Task directions: Look for "content" in the listing below. Gather each line that contains it.

Records:
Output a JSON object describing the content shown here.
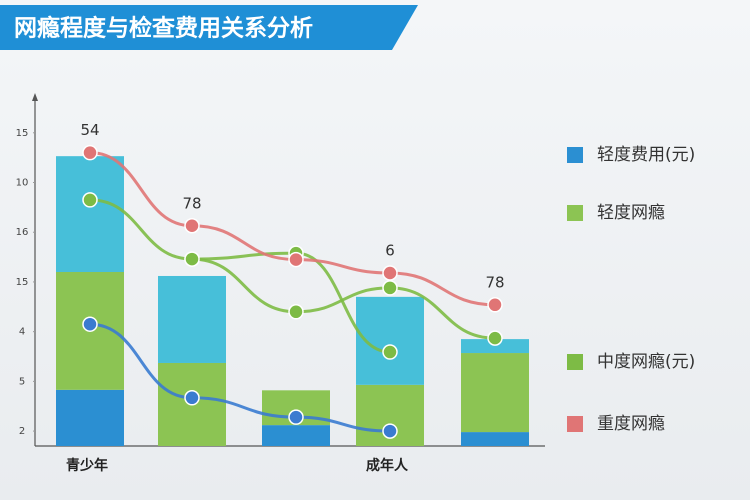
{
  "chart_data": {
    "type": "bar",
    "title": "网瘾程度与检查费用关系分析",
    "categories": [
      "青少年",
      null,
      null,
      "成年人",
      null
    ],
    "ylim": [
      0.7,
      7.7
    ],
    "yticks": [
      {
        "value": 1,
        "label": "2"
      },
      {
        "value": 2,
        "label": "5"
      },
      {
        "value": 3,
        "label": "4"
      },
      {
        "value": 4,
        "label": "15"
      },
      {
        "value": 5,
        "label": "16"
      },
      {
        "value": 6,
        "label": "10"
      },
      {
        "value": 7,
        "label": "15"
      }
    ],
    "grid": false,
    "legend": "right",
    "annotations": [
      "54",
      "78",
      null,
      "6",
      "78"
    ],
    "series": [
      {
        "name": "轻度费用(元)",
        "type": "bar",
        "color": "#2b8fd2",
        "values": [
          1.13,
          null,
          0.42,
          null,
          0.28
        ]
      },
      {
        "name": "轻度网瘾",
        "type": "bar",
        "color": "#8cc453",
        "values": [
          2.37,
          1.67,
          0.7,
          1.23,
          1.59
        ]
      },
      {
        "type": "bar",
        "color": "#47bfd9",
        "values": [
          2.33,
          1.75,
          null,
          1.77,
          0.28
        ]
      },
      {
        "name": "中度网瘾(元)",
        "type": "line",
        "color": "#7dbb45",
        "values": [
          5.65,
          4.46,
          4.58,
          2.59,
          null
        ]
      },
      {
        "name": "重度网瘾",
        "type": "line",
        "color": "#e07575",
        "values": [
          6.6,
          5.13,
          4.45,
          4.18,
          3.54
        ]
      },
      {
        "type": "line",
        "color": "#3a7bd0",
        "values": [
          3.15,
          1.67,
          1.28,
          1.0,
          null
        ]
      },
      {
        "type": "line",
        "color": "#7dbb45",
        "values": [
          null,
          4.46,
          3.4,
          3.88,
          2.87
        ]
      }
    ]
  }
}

--

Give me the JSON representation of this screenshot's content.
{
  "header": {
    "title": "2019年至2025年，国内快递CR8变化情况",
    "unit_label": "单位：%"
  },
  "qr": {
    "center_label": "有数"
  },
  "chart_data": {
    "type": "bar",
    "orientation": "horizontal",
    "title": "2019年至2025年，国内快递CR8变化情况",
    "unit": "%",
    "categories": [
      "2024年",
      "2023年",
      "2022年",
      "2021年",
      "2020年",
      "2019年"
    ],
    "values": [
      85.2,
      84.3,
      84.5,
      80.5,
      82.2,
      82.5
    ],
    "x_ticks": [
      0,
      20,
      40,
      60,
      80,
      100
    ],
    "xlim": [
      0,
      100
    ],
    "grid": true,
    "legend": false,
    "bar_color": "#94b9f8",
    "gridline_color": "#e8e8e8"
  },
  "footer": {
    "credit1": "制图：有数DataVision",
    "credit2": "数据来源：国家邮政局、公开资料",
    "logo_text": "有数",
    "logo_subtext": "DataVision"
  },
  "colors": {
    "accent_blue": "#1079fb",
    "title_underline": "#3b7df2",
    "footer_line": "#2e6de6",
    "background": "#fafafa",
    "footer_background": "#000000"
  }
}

Exercise output:
Output a JSON object describing the content shown here.
Give me the JSON representation of this screenshot's content.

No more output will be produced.